Task goal
Repeat the listing in full, word for word.

======== Input data

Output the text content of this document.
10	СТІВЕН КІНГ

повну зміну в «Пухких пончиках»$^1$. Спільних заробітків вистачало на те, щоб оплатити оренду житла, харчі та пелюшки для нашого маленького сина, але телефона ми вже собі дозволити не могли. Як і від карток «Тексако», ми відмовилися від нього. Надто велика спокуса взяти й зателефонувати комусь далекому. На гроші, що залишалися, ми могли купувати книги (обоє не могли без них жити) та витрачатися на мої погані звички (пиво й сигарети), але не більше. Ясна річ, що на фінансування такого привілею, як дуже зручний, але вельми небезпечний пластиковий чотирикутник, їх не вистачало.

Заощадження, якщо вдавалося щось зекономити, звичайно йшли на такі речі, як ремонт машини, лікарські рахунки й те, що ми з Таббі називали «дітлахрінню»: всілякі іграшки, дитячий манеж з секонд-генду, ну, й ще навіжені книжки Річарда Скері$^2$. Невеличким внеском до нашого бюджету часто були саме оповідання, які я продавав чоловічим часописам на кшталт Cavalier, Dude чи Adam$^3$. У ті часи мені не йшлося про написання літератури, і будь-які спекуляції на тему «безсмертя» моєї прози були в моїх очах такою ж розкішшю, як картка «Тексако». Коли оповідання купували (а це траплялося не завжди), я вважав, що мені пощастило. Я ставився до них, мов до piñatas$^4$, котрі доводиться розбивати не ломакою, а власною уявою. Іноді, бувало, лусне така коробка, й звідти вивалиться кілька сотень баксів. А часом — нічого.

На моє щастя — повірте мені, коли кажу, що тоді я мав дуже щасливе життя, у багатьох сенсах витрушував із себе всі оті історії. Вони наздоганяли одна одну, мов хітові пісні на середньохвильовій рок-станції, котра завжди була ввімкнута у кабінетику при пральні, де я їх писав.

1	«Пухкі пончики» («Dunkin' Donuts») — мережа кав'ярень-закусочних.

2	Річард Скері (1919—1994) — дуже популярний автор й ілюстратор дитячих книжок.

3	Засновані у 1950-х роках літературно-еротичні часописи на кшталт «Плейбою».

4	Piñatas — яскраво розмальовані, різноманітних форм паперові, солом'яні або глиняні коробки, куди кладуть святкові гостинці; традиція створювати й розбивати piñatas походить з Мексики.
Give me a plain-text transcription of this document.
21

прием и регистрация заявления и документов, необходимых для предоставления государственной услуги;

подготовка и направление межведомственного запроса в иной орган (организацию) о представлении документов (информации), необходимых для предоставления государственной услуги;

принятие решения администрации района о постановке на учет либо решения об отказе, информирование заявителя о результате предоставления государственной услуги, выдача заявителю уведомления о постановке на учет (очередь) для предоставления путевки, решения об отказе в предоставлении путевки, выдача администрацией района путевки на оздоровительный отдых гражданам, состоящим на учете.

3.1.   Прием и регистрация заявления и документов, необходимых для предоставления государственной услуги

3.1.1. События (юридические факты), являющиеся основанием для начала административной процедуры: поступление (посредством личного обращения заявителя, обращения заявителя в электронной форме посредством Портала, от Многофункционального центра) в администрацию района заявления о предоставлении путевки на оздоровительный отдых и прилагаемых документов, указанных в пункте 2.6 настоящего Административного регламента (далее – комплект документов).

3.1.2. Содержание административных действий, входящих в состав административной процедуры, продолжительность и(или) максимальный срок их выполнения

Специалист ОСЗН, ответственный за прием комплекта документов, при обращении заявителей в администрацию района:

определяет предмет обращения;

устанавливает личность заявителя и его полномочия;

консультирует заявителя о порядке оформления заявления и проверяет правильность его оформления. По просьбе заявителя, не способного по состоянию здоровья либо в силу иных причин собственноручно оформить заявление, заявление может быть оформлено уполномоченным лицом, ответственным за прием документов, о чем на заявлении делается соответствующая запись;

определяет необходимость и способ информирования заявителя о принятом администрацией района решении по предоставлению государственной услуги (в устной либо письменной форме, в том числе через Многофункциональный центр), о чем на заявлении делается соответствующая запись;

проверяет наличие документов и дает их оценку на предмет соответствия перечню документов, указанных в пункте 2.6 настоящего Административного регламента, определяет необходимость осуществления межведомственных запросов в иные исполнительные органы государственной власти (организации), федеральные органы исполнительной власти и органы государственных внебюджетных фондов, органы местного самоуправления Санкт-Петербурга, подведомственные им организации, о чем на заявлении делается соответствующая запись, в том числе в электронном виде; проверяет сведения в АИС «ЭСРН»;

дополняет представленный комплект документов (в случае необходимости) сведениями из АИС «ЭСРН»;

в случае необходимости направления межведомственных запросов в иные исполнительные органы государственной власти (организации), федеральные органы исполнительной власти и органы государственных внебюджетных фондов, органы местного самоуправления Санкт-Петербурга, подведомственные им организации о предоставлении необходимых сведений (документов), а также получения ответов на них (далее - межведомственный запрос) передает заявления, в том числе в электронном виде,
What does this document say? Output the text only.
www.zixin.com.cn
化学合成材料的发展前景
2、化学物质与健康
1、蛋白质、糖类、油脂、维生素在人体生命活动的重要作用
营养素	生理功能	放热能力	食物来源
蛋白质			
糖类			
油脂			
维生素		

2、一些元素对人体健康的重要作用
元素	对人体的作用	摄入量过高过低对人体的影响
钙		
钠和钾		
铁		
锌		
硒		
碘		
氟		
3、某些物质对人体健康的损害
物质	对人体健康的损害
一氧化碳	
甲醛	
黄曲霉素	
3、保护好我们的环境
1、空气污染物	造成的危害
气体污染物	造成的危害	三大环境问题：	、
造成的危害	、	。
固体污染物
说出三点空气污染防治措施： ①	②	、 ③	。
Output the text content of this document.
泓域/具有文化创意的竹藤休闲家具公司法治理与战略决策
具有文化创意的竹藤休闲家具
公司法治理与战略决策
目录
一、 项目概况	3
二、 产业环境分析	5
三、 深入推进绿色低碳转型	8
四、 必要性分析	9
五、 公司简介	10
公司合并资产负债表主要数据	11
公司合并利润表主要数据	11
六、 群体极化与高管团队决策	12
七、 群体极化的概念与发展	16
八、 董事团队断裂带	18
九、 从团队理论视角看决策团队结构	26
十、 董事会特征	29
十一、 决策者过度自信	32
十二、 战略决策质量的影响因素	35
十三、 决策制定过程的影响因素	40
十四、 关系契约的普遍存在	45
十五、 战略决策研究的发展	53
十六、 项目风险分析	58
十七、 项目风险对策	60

================

Response to the task
Output the text content of this document.
10	СТІВЕН КІНГ

повну зміну в «Пухких пончиках»$^1$. Спільних заробітків вистачало на те, щоб оплатити оренду житла, харчі та пелюшки для нашого маленького сина, але телефона ми вже собі дозволити не могли. Як і від карток «Тексако», ми відмовилися від нього. Надто велика спокуса взяти й зателефонувати комусь далекому. На гроші, що залишалися, ми могли купувати книги (обоє не могли без них жити) та витрачатися на мої погані звички (пиво й сигарети), але не більше. Ясна річ, що на фінансування такого привілею, як дуже зручний, але вельми небезпечний пластиковий чотирикутник, їх не вистачало.

Заощадження, якщо вдавалося щось зекономити, звичайно йшли на такі речі, як ремонт машини, лікарські рахунки й те, що ми з Таббі називали «дітлахрінню»: всілякі іграшки, дитячий манеж з секонд-генду, ну, й ще навіжені книжки Річарда Скері$^2$. Невеличким внеском до нашого бюджету часто були саме оповідання, які я продавав чоловічим часописам на кшталт Cavalier, Dude чи Adam$^3$. У ті часи мені не йшлося про написання літератури, і будь-які спекуляції на тему «безсмертя» моєї прози були в моїх очах такою ж розкішшю, як картка «Тексако». Коли оповідання купували (а це траплялося не завжди), я вважав, що мені пощастило. Я ставився до них, мов до piñatas$^4$, котрі доводиться розбивати не ломакою, а власною уявою. Іноді, бувало, лусне така коробка, й звідти вивалиться кілька сотень баксів. А часом — нічого.

На моє щастя — повірте мені, коли кажу, що тоді я мав дуже щасливе життя, у багатьох сенсах витрушував із себе всі оті історії. Вони наздоганяли одна одну, мов хітові пісні на середньохвильовій рок-станції, котра завжди була ввімкнута у кабінетику при пральні, де я їх писав.

1	«Пухкі пончики» («Dunkin' Donuts») — мережа кав'ярень-закусочних.

2	Річард Скері (1919—1994) — дуже популярний автор й ілюстратор дитячих книжок.

3	Засновані у 1950-х роках літературно-еротичні часописи на кшталт «Плейбою».

4	Piñatas — яскраво розмальовані, різноманітних форм паперові, солом'яні або глиняні коробки, куди кладуть святкові гостинці; традиція створювати й розбивати piñatas походить з Мексики.
Give me a plain-text transcription of this document.
21

прием и регистрация заявления и документов, необходимых для предоставления государственной услуги;

подготовка и направление межведомственного запроса в иной орган (организацию) о представлении документов (информации), необходимых для предоставления государственной услуги;

принятие решения администрации района о постановке на учет либо решения об отказе, информирование заявителя о результате предоставления государственной услуги, выдача заявителю уведомления о постановке на учет (очередь) для предоставления путевки, решения об отказе в предоставлении путевки, выдача администрацией района путевки на оздоровительный отдых гражданам, состоящим на учете.

3.1.   Прием и регистрация заявления и документов, необходимых для предоставления государственной услуги

3.1.1. События (юридические факты), являющиеся основанием для начала административной процедуры: поступление (посредством личного обращения заявителя, обращения заявителя в электронной форме посредством Портала, от Многофункционального центра) в администрацию района заявления о предоставлении путевки на оздоровительный отдых и прилагаемых документов, указанных в пункте 2.6 настоящего Административного регламента (далее – комплект документов).

3.1.2. Содержание административных действий, входящих в состав административной процедуры, продолжительность и(или) максимальный срок их выполнения

Специалист ОСЗН, ответственный за прием комплекта документов, при обращении заявителей в администрацию района:

определяет предмет обращения;

устанавливает личность заявителя и его полномочия;

консультирует заявителя о порядке оформления заявления и проверяет правильность его оформления. По просьбе заявителя, не способного по состоянию здоровья либо в силу иных причин собственноручно оформить заявление, заявление может быть оформлено уполномоченным лицом, ответственным за прием документов, о чем на заявлении делается соответствующая запись;

определяет необходимость и способ информирования заявителя о принятом администрацией района решении по предоставлению государственной услуги (в устной либо письменной форме, в том числе через Многофункциональный центр), о чем на заявлении делается соответствующая запись;

проверяет наличие документов и дает их оценку на предмет соответствия перечню документов, указанных в пункте 2.6 настоящего Административного регламента, определяет необходимость осуществления межведомственных запросов в иные исполнительные органы государственной власти (организации), федеральные органы исполнительной власти и органы государственных внебюджетных фондов, органы местного самоуправления Санкт-Петербурга, подведомственные им организации, о чем на заявлении делается соответствующая запись, в том числе в электронном виде; проверяет сведения в АИС «ЭСРН»;

дополняет представленный комплект документов (в случае необходимости) сведениями из АИС «ЭСРН»;

в случае необходимости направления межведомственных запросов в иные исполнительные органы государственной власти (организации), федеральные органы исполнительной власти и органы государственных внебюджетных фондов, органы местного самоуправления Санкт-Петербурга, подведомственные им организации о предоставлении необходимых сведений (документов), а также получения ответов на них (далее - межведомственный запрос) передает заявления, в том числе в электронном виде,
What does this document say? Output the text only.
www.zixin.com.cn
化学合成材料的发展前景
2、化学物质与健康
1、蛋白质、糖类、油脂、维生素在人体生命活动的重要作用
营养素	生理功能	放热能力	食物来源
蛋白质			
糖类			
油脂			
维生素		

2、一些元素对人体健康的重要作用
元素	对人体的作用	摄入量过高过低对人体的影响
钙		
钠和钾		
铁		
锌		
硒		
碘		
氟		
3、某些物质对人体健康的损害
物质	对人体健康的损害
一氧化碳	
甲醛	
黄曲霉素	
3、保护好我们的环境
1、空气污染物	造成的危害
气体污染物	造成的危害	三大环境问题：	、
造成的危害	、	。
固体污染物
说出三点空气污染防治措施： ①	②	、 ③	。
Output the text content of this document.
泓域/具有文化创意的竹藤休闲家具公司法治理与战略决策
具有文化创意的竹藤休闲家具
公司法治理与战略决策
目录
一、 项目概况	3
二、 产业环境分析	5
三、 深入推进绿色低碳转型	8
四、 必要性分析	9
五、 公司简介	10
公司合并资产负债表主要数据	11
公司合并利润表主要数据	11
六、 群体极化与高管团队决策	12
七、 群体极化的概念与发展	16
八、 董事团队断裂带	18
九、 从团队理论视角看决策团队结构	26
十、 董事会特征	29
十一、 决策者过度自信	32
十二、 战略决策质量的影响因素	35
十三、 决策制定过程的影响因素	40
十四、 关系契约的普遍存在	45
十五、 战略决策研究的发展	53
十六、 项目风险分析	58
十七、 项目风险对策	60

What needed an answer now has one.